— Stated problem —
Please pull out every line that includes the string "キャンパスカウンセリング".

Dataset items:
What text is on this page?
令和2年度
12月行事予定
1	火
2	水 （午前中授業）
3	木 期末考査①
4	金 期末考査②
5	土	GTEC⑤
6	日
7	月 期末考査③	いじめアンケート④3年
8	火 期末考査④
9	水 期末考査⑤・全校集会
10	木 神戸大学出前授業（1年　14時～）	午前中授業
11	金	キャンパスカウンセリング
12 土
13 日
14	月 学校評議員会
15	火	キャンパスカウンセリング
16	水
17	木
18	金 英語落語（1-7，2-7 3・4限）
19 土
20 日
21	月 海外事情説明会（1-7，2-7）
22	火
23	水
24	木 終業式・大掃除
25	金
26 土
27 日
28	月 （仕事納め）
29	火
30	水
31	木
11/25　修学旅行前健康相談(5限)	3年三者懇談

— Answer to the exercise —
11	金	キャンパスカウンセリング
15	火	キャンパスカウンセリング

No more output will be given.